··· Data supplied ···

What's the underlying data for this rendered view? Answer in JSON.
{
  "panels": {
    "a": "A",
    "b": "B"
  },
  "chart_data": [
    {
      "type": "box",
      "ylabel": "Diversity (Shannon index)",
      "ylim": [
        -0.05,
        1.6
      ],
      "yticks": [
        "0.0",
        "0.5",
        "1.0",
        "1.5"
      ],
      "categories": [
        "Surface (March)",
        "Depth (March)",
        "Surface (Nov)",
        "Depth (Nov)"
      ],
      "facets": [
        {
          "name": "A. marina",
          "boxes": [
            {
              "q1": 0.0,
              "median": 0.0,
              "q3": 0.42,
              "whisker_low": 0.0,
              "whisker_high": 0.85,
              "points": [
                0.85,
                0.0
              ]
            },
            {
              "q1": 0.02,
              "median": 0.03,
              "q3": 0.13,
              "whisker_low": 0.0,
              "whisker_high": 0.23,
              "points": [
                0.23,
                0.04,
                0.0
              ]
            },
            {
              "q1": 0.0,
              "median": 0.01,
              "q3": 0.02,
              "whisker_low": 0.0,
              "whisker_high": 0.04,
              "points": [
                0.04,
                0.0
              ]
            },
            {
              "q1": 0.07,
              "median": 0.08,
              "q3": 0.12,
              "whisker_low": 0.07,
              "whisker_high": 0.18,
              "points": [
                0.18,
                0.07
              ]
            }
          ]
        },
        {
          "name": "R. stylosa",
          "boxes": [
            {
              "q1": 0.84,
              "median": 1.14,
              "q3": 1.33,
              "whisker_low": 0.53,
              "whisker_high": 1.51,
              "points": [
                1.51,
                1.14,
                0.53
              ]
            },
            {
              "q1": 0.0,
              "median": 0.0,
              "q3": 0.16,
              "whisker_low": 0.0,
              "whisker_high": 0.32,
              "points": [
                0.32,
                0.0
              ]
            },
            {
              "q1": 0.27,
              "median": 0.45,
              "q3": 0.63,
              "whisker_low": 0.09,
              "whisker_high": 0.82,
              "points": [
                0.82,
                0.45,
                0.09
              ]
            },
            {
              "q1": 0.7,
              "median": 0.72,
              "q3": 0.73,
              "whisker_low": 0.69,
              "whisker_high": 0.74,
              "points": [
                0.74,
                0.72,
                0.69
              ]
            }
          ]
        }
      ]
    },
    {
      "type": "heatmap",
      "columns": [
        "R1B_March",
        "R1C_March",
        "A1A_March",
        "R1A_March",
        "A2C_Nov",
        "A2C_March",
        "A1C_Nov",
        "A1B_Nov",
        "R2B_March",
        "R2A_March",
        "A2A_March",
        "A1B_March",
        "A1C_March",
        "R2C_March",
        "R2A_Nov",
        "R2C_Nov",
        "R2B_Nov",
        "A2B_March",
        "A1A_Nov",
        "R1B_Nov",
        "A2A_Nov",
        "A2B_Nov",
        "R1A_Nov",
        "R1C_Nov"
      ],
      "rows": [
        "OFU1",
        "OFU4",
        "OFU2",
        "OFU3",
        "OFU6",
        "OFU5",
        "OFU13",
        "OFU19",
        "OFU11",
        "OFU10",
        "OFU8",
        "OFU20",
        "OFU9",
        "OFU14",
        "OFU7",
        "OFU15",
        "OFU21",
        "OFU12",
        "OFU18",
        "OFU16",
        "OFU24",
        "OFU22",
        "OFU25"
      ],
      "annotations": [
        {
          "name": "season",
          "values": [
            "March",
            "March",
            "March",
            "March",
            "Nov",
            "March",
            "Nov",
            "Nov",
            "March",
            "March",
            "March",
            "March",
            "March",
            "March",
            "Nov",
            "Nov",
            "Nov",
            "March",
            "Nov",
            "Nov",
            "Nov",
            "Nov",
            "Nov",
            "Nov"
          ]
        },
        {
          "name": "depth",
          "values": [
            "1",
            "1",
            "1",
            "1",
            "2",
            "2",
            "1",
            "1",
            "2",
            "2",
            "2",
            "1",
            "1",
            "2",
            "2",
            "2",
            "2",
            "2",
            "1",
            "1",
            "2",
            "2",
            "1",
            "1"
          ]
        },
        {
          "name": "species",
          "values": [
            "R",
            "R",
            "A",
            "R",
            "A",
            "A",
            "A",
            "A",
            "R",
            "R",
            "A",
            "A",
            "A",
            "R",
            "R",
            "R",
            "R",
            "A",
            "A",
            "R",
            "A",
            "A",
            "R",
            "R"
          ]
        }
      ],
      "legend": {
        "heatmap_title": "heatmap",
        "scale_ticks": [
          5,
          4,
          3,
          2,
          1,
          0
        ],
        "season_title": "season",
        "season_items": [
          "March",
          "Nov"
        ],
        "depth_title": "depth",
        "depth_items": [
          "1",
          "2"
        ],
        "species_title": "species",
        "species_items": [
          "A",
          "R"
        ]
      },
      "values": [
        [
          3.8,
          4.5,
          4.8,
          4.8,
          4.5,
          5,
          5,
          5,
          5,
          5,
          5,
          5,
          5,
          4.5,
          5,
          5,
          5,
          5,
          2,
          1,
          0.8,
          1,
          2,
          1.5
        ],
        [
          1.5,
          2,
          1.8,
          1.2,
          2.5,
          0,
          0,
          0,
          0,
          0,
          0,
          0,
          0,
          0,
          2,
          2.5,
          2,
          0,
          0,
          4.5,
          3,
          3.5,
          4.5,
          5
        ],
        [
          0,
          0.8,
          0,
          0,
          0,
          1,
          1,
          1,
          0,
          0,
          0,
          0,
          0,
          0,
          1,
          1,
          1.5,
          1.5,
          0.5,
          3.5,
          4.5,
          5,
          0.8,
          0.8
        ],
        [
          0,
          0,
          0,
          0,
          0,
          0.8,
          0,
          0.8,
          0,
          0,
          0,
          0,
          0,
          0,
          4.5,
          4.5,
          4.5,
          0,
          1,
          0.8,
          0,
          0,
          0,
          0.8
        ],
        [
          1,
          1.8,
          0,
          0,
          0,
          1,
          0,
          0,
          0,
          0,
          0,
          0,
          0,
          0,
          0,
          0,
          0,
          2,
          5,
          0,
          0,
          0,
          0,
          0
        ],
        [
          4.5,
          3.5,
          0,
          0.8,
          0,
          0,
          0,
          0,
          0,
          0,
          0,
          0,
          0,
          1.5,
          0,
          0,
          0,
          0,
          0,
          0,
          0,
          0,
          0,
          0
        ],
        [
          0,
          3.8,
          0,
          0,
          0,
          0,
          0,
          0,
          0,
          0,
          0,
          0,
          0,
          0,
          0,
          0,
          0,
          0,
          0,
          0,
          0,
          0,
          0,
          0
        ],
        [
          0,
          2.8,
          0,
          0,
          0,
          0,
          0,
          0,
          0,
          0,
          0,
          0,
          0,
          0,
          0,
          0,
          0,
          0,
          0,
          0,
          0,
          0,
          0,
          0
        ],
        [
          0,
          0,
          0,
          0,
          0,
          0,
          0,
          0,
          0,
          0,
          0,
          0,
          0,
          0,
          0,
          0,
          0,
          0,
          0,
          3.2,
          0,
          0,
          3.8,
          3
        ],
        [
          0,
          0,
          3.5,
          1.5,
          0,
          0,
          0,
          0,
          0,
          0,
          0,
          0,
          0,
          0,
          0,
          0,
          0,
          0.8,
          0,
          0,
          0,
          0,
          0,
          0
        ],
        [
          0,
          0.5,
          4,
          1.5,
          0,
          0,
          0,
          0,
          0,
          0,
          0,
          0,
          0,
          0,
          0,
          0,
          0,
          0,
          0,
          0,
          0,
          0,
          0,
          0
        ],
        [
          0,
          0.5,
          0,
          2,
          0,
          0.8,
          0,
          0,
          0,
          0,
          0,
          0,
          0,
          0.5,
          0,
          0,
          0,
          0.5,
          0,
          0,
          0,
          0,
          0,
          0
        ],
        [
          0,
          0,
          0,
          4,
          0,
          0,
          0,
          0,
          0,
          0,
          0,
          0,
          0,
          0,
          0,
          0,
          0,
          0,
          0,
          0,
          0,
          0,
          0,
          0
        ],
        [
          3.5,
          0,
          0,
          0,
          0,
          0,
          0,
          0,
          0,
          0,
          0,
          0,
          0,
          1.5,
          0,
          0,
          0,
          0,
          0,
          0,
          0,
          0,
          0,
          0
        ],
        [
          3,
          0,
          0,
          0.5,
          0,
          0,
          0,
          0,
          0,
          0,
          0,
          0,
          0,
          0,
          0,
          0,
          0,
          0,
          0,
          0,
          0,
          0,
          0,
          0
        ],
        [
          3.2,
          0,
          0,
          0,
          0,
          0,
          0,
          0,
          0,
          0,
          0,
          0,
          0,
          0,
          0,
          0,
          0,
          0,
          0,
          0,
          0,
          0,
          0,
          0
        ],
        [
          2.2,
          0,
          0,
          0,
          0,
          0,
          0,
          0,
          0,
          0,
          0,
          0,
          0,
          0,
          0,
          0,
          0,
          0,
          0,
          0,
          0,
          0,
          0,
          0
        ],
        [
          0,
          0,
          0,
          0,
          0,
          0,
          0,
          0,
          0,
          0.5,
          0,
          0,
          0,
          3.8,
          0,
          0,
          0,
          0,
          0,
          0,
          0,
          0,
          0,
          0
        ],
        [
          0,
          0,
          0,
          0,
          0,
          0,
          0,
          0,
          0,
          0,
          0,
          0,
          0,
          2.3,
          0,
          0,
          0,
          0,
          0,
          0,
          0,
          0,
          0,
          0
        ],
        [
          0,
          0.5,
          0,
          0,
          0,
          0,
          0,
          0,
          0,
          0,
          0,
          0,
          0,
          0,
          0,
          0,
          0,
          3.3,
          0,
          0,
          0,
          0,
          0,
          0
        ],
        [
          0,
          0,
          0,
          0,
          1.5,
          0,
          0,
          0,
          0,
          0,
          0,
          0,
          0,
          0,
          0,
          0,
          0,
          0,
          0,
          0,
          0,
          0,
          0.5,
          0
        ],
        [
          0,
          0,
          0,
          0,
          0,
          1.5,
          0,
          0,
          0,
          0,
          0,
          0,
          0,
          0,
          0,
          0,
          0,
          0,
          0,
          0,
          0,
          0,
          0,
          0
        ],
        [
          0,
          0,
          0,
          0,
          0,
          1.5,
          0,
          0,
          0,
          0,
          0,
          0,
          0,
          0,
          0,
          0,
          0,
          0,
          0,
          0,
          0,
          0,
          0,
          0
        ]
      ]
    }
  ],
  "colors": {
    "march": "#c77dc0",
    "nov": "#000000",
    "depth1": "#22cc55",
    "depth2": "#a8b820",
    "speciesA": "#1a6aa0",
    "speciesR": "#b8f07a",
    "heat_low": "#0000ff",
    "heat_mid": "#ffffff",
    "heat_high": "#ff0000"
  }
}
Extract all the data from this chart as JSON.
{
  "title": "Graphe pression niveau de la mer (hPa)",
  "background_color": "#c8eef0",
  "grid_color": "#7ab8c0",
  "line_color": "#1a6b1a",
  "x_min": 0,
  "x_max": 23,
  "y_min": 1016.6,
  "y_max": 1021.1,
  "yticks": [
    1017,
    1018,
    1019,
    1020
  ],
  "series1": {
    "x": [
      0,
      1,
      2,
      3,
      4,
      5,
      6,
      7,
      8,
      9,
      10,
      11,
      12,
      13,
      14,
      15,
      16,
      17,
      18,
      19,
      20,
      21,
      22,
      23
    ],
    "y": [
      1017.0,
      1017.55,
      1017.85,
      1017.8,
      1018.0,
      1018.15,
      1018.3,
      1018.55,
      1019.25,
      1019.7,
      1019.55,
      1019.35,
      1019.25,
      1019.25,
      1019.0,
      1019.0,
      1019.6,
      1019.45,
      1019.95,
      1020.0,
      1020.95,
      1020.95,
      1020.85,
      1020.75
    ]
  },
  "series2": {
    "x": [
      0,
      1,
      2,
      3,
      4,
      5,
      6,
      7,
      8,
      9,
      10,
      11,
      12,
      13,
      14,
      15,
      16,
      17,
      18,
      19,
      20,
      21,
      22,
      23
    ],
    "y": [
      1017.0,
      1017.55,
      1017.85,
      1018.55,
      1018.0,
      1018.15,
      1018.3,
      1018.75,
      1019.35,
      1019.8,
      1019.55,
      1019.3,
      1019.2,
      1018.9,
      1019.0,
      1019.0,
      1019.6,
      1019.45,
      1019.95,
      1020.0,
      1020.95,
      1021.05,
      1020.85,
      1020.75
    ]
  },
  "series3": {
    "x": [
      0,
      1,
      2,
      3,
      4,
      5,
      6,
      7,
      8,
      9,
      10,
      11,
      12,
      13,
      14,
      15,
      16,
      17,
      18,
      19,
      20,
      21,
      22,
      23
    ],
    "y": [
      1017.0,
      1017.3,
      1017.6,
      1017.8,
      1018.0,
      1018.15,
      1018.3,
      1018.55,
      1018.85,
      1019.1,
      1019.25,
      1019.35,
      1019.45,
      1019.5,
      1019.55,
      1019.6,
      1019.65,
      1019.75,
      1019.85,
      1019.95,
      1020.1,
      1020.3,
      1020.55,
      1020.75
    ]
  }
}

···

Set task: For this exercise, gather every line of the data that contains the word "heatmap".

Solution to the exercise:
      "type": "heatmap",
        "heatmap_title": "heatmap",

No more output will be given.